Repeat each entry as written, dropping any picture you find.

#### Data for this exercise ####

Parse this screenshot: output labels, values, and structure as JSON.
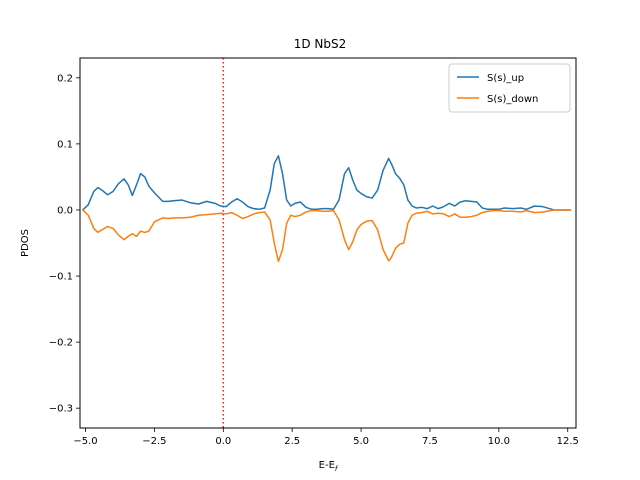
{
  "chart_data": {
    "type": "line",
    "title": "1D NbS2",
    "xlabel": "E-E",
    "xlabel_sub": "f",
    "ylabel": "PDOS",
    "xlim": [
      -5.2,
      12.8
    ],
    "ylim": [
      -0.33,
      0.23
    ],
    "xticks": [
      -5.0,
      -2.5,
      0.0,
      2.5,
      5.0,
      7.5,
      10.0,
      12.5
    ],
    "xtick_labels": [
      "−5.0",
      "−2.5",
      "0.0",
      "2.5",
      "5.0",
      "7.5",
      "10.0",
      "12.5"
    ],
    "yticks": [
      0.2,
      0.1,
      0.0,
      -0.1,
      -0.2,
      -0.3
    ],
    "ytick_labels": [
      "0.2",
      "0.1",
      "0.0",
      "−0.1",
      "−0.2",
      "−0.3"
    ],
    "grid": false,
    "legend_position": "top-right",
    "fermi_line": {
      "x": 0.0,
      "color": "#d62728",
      "style": "dotted"
    },
    "series": [
      {
        "name": "S(s)_up",
        "color": "#1f77b4",
        "x": [
          -5.1,
          -4.9,
          -4.7,
          -4.55,
          -4.4,
          -4.2,
          -4.0,
          -3.8,
          -3.6,
          -3.45,
          -3.3,
          -3.15,
          -3.0,
          -2.85,
          -2.7,
          -2.5,
          -2.2,
          -2.0,
          -1.8,
          -1.5,
          -1.2,
          -0.9,
          -0.6,
          -0.3,
          -0.1,
          0.1,
          0.3,
          0.5,
          0.7,
          0.9,
          1.1,
          1.3,
          1.5,
          1.7,
          1.85,
          2.0,
          2.15,
          2.3,
          2.45,
          2.6,
          2.8,
          3.0,
          3.2,
          3.4,
          3.6,
          3.8,
          4.0,
          4.2,
          4.4,
          4.55,
          4.7,
          4.85,
          5.0,
          5.2,
          5.4,
          5.6,
          5.8,
          6.0,
          6.1,
          6.25,
          6.4,
          6.55,
          6.7,
          6.85,
          7.0,
          7.2,
          7.4,
          7.6,
          7.8,
          8.0,
          8.2,
          8.4,
          8.6,
          8.8,
          9.0,
          9.2,
          9.4,
          9.6,
          9.8,
          10.0,
          10.2,
          10.5,
          10.8,
          11.0,
          11.3,
          11.6,
          12.0,
          12.3,
          12.6
        ],
        "values": [
          0.0,
          0.008,
          0.028,
          0.034,
          0.03,
          0.023,
          0.028,
          0.04,
          0.047,
          0.038,
          0.022,
          0.038,
          0.055,
          0.05,
          0.036,
          0.026,
          0.013,
          0.013,
          0.014,
          0.015,
          0.011,
          0.009,
          0.013,
          0.01,
          0.006,
          0.005,
          0.012,
          0.017,
          0.012,
          0.005,
          0.002,
          0.001,
          0.003,
          0.03,
          0.07,
          0.082,
          0.055,
          0.015,
          0.006,
          0.01,
          0.012,
          0.004,
          0.001,
          0.001,
          0.002,
          0.002,
          0.001,
          0.015,
          0.055,
          0.064,
          0.045,
          0.03,
          0.025,
          0.02,
          0.018,
          0.03,
          0.06,
          0.078,
          0.07,
          0.055,
          0.048,
          0.038,
          0.015,
          0.006,
          0.003,
          0.004,
          0.002,
          0.006,
          0.002,
          0.005,
          0.01,
          0.006,
          0.012,
          0.014,
          0.013,
          0.012,
          0.003,
          0.001,
          0.001,
          0.001,
          0.003,
          0.002,
          0.003,
          0.001,
          0.006,
          0.005,
          0.0,
          0.0,
          0.0
        ]
      },
      {
        "name": "S(s)_down",
        "color": "#ff7f0e",
        "x": [
          -5.1,
          -4.9,
          -4.7,
          -4.55,
          -4.4,
          -4.2,
          -4.0,
          -3.8,
          -3.6,
          -3.45,
          -3.3,
          -3.15,
          -3.0,
          -2.85,
          -2.7,
          -2.5,
          -2.2,
          -2.0,
          -1.8,
          -1.5,
          -1.2,
          -0.9,
          -0.6,
          -0.3,
          -0.1,
          0.1,
          0.3,
          0.5,
          0.7,
          0.9,
          1.1,
          1.3,
          1.5,
          1.7,
          1.85,
          2.0,
          2.15,
          2.3,
          2.45,
          2.6,
          2.8,
          3.0,
          3.2,
          3.4,
          3.6,
          3.8,
          4.0,
          4.2,
          4.4,
          4.55,
          4.7,
          4.85,
          5.0,
          5.2,
          5.4,
          5.6,
          5.8,
          6.0,
          6.1,
          6.25,
          6.4,
          6.55,
          6.7,
          6.85,
          7.0,
          7.2,
          7.4,
          7.6,
          7.8,
          8.0,
          8.2,
          8.4,
          8.6,
          8.8,
          9.0,
          9.2,
          9.4,
          9.6,
          9.8,
          10.0,
          10.2,
          10.5,
          10.8,
          11.0,
          11.3,
          11.6,
          12.0,
          12.3,
          12.6
        ],
        "values": [
          0.0,
          -0.008,
          -0.028,
          -0.034,
          -0.03,
          -0.025,
          -0.028,
          -0.038,
          -0.045,
          -0.04,
          -0.036,
          -0.04,
          -0.032,
          -0.034,
          -0.032,
          -0.018,
          -0.012,
          -0.013,
          -0.012,
          -0.012,
          -0.011,
          -0.008,
          -0.007,
          -0.006,
          -0.005,
          -0.006,
          -0.004,
          -0.008,
          -0.013,
          -0.01,
          -0.006,
          -0.004,
          -0.003,
          -0.015,
          -0.05,
          -0.078,
          -0.06,
          -0.02,
          -0.008,
          -0.01,
          -0.008,
          -0.003,
          -0.001,
          -0.001,
          -0.002,
          -0.002,
          -0.001,
          -0.015,
          -0.045,
          -0.06,
          -0.048,
          -0.03,
          -0.022,
          -0.017,
          -0.016,
          -0.03,
          -0.06,
          -0.077,
          -0.072,
          -0.058,
          -0.052,
          -0.05,
          -0.02,
          -0.008,
          -0.005,
          -0.004,
          -0.002,
          -0.006,
          -0.005,
          -0.006,
          -0.01,
          -0.006,
          -0.011,
          -0.011,
          -0.01,
          -0.008,
          -0.004,
          -0.002,
          -0.001,
          -0.001,
          -0.002,
          -0.002,
          -0.003,
          -0.001,
          -0.004,
          -0.003,
          0.0,
          0.0,
          0.0
        ]
      }
    ]
  }
}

####

Exercise solution:
Parse this screenshot: output labels, values, and structure as JSON.
{
  "chart_data": {
    "type": "line",
    "title": "1D NbS2",
    "xlabel": "E-E",
    "xlabel_sub": "f",
    "ylabel": "PDOS",
    "xlim": [
      -5.2,
      12.8
    ],
    "ylim": [
      -0.33,
      0.23
    ],
    "xticks": [
      -5.0,
      -2.5,
      0.0,
      2.5,
      5.0,
      7.5,
      10.0,
      12.5
    ],
    "xtick_labels": [
      "−5.0",
      "−2.5",
      "0.0",
      "2.5",
      "5.0",
      "7.5",
      "10.0",
      "12.5"
    ],
    "yticks": [
      0.2,
      0.1,
      0.0,
      -0.1,
      -0.2,
      -0.3
    ],
    "ytick_labels": [
      "0.2",
      "0.1",
      "0.0",
      "−0.1",
      "−0.2",
      "−0.3"
    ],
    "grid": false,
    "legend_position": "top-right",
    "fermi_line": {
      "x": 0.0,
      "color": "#d62728",
      "style": "dotted"
    },
    "series": [
      {
        "name": "S(s)_up",
        "color": "#1f77b4",
        "x": [
          -5.1,
          -4.9,
          -4.7,
          -4.55,
          -4.4,
          -4.2,
          -4.0,
          -3.8,
          -3.6,
          -3.45,
          -3.3,
          -3.15,
          -3.0,
          -2.85,
          -2.7,
          -2.5,
          -2.2,
          -2.0,
          -1.8,
          -1.5,
          -1.2,
          -0.9,
          -0.6,
          -0.3,
          -0.1,
          0.1,
          0.3,
          0.5,
          0.7,
          0.9,
          1.1,
          1.3,
          1.5,
          1.7,
          1.85,
          2.0,
          2.15,
          2.3,
          2.45,
          2.6,
          2.8,
          3.0,
          3.2,
          3.4,
          3.6,
          3.8,
          4.0,
          4.2,
          4.4,
          4.55,
          4.7,
          4.85,
          5.0,
          5.2,
          5.4,
          5.6,
          5.8,
          6.0,
          6.1,
          6.25,
          6.4,
          6.55,
          6.7,
          6.85,
          7.0,
          7.2,
          7.4,
          7.6,
          7.8,
          8.0,
          8.2,
          8.4,
          8.6,
          8.8,
          9.0,
          9.2,
          9.4,
          9.6,
          9.8,
          10.0,
          10.2,
          10.5,
          10.8,
          11.0,
          11.3,
          11.6,
          12.0,
          12.3,
          12.6
        ],
        "values": [
          0.0,
          0.008,
          0.028,
          0.034,
          0.03,
          0.023,
          0.028,
          0.04,
          0.047,
          0.038,
          0.022,
          0.038,
          0.055,
          0.05,
          0.036,
          0.026,
          0.013,
          0.013,
          0.014,
          0.015,
          0.011,
          0.009,
          0.013,
          0.01,
          0.006,
          0.005,
          0.012,
          0.017,
          0.012,
          0.005,
          0.002,
          0.001,
          0.003,
          0.03,
          0.07,
          0.082,
          0.055,
          0.015,
          0.006,
          0.01,
          0.012,
          0.004,
          0.001,
          0.001,
          0.002,
          0.002,
          0.001,
          0.015,
          0.055,
          0.064,
          0.045,
          0.03,
          0.025,
          0.02,
          0.018,
          0.03,
          0.06,
          0.078,
          0.07,
          0.055,
          0.048,
          0.038,
          0.015,
          0.006,
          0.003,
          0.004,
          0.002,
          0.006,
          0.002,
          0.005,
          0.01,
          0.006,
          0.012,
          0.014,
          0.013,
          0.012,
          0.003,
          0.001,
          0.001,
          0.001,
          0.003,
          0.002,
          0.003,
          0.001,
          0.006,
          0.005,
          0.0,
          0.0,
          0.0
        ]
      },
      {
        "name": "S(s)_down",
        "color": "#ff7f0e",
        "x": [
          -5.1,
          -4.9,
          -4.7,
          -4.55,
          -4.4,
          -4.2,
          -4.0,
          -3.8,
          -3.6,
          -3.45,
          -3.3,
          -3.15,
          -3.0,
          -2.85,
          -2.7,
          -2.5,
          -2.2,
          -2.0,
          -1.8,
          -1.5,
          -1.2,
          -0.9,
          -0.6,
          -0.3,
          -0.1,
          0.1,
          0.3,
          0.5,
          0.7,
          0.9,
          1.1,
          1.3,
          1.5,
          1.7,
          1.85,
          2.0,
          2.15,
          2.3,
          2.45,
          2.6,
          2.8,
          3.0,
          3.2,
          3.4,
          3.6,
          3.8,
          4.0,
          4.2,
          4.4,
          4.55,
          4.7,
          4.85,
          5.0,
          5.2,
          5.4,
          5.6,
          5.8,
          6.0,
          6.1,
          6.25,
          6.4,
          6.55,
          6.7,
          6.85,
          7.0,
          7.2,
          7.4,
          7.6,
          7.8,
          8.0,
          8.2,
          8.4,
          8.6,
          8.8,
          9.0,
          9.2,
          9.4,
          9.6,
          9.8,
          10.0,
          10.2,
          10.5,
          10.8,
          11.0,
          11.3,
          11.6,
          12.0,
          12.3,
          12.6
        ],
        "values": [
          0.0,
          -0.008,
          -0.028,
          -0.034,
          -0.03,
          -0.025,
          -0.028,
          -0.038,
          -0.045,
          -0.04,
          -0.036,
          -0.04,
          -0.032,
          -0.034,
          -0.032,
          -0.018,
          -0.012,
          -0.013,
          -0.012,
          -0.012,
          -0.011,
          -0.008,
          -0.007,
          -0.006,
          -0.005,
          -0.006,
          -0.004,
          -0.008,
          -0.013,
          -0.01,
          -0.006,
          -0.004,
          -0.003,
          -0.015,
          -0.05,
          -0.078,
          -0.06,
          -0.02,
          -0.008,
          -0.01,
          -0.008,
          -0.003,
          -0.001,
          -0.001,
          -0.002,
          -0.002,
          -0.001,
          -0.015,
          -0.045,
          -0.06,
          -0.048,
          -0.03,
          -0.022,
          -0.017,
          -0.016,
          -0.03,
          -0.06,
          -0.077,
          -0.072,
          -0.058,
          -0.052,
          -0.05,
          -0.02,
          -0.008,
          -0.005,
          -0.004,
          -0.002,
          -0.006,
          -0.005,
          -0.006,
          -0.01,
          -0.006,
          -0.011,
          -0.011,
          -0.01,
          -0.008,
          -0.004,
          -0.002,
          -0.001,
          -0.001,
          -0.002,
          -0.002,
          -0.003,
          -0.001,
          -0.004,
          -0.003,
          0.0,
          0.0,
          0.0
        ]
      }
    ]
  }
}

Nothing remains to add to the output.